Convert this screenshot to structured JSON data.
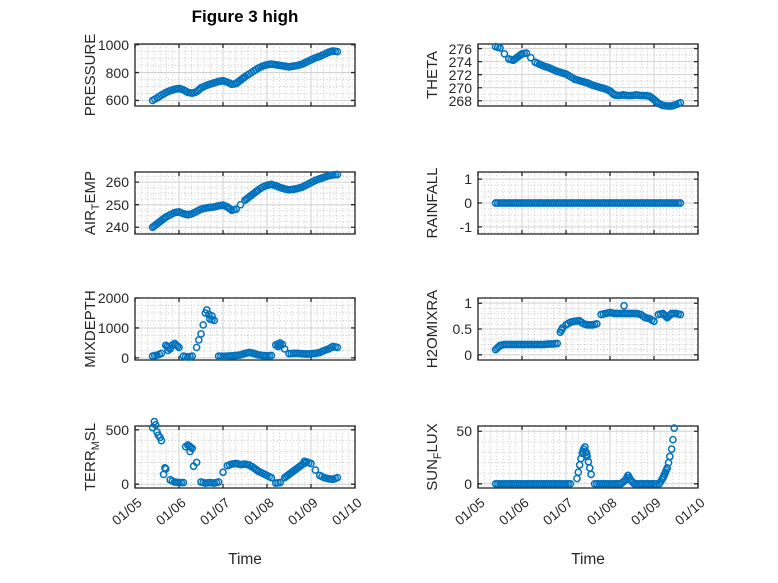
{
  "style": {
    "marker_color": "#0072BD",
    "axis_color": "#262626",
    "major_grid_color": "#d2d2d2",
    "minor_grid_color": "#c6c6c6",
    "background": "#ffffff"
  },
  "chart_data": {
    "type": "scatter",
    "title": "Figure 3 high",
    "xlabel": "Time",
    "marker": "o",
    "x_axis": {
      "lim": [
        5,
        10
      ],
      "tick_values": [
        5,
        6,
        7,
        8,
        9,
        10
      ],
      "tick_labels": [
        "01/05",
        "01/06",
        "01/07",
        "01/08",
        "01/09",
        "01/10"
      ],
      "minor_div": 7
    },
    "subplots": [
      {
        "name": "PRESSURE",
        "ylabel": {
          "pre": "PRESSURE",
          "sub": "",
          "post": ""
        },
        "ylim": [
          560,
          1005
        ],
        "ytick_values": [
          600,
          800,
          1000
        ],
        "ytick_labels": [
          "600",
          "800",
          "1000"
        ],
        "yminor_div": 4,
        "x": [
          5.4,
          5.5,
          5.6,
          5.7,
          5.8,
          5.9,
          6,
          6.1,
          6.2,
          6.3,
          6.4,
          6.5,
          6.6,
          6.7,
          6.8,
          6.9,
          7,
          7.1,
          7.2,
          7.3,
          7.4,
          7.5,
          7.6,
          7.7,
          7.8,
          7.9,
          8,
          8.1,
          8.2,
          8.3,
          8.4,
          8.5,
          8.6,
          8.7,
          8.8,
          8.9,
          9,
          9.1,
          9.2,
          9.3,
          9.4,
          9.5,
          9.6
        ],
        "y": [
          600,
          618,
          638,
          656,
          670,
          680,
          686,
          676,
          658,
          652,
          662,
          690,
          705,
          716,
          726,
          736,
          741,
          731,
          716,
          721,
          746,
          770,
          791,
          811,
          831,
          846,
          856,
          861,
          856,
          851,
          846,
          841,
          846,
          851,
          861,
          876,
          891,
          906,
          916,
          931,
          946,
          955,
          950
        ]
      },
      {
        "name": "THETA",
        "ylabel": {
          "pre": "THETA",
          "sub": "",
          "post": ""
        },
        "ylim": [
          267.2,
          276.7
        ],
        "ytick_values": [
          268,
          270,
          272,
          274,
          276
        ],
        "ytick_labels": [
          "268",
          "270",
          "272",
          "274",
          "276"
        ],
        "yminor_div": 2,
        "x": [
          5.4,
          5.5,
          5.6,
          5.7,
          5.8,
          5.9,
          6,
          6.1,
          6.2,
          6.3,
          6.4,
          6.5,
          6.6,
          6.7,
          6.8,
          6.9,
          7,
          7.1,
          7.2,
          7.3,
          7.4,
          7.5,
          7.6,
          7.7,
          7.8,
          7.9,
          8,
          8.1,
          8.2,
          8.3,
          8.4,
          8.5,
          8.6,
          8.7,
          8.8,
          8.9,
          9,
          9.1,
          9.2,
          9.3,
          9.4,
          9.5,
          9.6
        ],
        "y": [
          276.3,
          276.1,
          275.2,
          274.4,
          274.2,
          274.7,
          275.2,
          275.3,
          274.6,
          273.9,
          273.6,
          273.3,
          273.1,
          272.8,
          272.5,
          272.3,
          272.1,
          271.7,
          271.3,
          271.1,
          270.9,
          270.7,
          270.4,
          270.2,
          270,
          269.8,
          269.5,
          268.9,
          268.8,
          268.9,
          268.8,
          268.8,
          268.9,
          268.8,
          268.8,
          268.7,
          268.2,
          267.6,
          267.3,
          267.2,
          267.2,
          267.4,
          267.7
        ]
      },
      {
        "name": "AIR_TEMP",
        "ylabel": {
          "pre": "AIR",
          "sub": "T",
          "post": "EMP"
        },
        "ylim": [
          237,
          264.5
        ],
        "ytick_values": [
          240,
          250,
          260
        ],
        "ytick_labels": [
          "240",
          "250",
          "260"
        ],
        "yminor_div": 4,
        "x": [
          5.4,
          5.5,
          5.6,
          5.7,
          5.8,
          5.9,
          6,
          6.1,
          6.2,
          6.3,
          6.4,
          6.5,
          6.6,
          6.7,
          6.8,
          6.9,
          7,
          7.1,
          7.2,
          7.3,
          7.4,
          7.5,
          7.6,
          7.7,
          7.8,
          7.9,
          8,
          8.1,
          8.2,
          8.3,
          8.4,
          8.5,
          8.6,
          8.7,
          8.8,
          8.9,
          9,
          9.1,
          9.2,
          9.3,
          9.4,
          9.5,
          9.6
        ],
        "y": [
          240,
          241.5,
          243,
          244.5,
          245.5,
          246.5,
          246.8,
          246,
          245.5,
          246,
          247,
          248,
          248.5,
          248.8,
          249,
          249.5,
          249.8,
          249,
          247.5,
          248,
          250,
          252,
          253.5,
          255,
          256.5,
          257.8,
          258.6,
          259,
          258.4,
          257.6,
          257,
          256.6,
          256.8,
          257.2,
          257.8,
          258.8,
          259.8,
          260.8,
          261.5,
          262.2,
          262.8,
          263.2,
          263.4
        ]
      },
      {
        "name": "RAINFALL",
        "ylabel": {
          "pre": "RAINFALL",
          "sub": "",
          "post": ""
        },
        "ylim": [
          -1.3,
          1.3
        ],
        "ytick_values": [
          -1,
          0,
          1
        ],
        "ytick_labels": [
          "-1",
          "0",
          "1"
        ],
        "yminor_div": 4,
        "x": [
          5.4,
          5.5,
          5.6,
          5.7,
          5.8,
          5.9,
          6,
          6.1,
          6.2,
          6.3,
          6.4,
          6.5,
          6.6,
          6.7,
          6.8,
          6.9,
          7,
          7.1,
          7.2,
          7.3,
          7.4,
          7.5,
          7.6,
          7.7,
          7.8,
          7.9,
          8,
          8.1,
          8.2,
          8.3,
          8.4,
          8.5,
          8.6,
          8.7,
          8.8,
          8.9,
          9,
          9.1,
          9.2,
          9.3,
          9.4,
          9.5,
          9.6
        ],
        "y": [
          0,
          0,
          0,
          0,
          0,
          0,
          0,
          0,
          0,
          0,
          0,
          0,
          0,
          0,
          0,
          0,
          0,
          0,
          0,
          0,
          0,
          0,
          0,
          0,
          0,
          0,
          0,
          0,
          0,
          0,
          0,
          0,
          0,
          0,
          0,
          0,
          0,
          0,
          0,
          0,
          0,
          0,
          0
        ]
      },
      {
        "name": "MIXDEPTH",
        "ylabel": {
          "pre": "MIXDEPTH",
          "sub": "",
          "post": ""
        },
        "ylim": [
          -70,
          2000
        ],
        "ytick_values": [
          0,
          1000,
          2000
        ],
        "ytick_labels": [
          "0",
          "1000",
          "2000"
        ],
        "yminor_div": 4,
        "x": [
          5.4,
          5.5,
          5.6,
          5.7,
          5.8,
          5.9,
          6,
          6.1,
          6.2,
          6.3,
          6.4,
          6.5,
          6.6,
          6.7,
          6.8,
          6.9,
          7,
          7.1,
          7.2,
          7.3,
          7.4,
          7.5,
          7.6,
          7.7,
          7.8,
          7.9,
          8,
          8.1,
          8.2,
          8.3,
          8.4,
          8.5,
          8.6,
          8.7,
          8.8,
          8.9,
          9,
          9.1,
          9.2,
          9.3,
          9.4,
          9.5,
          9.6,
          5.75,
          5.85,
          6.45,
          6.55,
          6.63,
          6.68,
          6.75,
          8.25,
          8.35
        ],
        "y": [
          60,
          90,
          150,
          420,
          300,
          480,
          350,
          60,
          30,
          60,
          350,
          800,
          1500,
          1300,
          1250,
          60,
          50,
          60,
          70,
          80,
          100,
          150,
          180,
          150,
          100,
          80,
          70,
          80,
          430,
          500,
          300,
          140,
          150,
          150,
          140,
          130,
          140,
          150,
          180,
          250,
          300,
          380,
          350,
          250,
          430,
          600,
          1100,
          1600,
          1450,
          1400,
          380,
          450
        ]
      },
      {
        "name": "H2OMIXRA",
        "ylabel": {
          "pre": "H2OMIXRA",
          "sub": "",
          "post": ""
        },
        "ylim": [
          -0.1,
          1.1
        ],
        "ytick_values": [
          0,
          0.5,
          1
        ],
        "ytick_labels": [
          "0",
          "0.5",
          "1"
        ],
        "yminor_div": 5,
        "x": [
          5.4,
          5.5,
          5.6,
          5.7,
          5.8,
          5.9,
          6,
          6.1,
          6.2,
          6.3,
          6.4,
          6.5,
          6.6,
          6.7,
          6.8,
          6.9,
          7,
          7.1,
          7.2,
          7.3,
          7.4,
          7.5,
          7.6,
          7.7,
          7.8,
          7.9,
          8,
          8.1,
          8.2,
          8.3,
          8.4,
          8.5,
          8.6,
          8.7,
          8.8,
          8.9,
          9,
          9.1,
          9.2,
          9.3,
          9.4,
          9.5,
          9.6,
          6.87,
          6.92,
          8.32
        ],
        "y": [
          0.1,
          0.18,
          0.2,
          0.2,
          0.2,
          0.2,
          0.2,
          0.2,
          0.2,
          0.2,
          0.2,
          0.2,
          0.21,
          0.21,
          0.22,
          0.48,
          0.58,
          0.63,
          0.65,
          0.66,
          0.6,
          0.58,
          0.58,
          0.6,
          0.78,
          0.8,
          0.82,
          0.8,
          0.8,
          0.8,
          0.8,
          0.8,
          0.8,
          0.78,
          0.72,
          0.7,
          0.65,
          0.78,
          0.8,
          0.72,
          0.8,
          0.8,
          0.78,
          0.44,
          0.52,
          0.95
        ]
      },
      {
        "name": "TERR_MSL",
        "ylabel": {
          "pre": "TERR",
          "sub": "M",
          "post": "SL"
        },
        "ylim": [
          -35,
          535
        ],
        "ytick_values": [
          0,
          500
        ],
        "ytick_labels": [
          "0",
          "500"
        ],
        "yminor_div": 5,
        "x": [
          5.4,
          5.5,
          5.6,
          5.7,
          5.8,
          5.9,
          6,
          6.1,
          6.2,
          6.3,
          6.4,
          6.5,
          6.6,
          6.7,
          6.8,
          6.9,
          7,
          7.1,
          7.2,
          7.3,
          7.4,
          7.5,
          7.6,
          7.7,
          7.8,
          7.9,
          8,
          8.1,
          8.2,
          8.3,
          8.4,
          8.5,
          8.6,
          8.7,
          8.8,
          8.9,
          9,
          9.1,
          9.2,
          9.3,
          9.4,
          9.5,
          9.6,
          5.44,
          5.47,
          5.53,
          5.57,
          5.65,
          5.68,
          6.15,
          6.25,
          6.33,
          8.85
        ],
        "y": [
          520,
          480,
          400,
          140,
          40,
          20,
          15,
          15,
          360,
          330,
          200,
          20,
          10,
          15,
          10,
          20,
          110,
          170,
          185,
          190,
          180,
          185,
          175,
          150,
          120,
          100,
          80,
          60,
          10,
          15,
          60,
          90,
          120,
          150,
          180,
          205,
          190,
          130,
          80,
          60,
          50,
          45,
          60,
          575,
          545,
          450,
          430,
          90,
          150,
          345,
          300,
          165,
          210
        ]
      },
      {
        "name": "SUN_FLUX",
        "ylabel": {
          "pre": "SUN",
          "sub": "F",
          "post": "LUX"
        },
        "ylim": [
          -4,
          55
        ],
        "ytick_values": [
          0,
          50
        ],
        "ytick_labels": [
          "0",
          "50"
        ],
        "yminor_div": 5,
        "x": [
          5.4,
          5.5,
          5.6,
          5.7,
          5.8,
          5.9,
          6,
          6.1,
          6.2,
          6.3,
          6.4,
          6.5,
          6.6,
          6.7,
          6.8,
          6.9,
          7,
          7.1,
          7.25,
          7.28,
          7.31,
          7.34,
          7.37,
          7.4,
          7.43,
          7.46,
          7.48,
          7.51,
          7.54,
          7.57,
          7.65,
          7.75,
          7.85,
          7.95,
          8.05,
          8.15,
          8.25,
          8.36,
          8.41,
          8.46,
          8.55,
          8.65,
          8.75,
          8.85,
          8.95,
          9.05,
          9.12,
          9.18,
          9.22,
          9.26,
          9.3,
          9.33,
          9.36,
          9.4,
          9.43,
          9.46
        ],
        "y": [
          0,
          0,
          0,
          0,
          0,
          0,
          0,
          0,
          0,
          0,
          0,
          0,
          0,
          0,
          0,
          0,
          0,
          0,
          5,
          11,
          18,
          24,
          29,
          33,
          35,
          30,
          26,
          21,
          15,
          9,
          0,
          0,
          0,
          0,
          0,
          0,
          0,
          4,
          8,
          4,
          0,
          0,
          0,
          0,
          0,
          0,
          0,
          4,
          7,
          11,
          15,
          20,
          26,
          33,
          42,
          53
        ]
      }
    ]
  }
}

**YOUR GOAL:**
What is the number of lines above that contain "name"? Answer with that number only.

**SOLUTION:**
8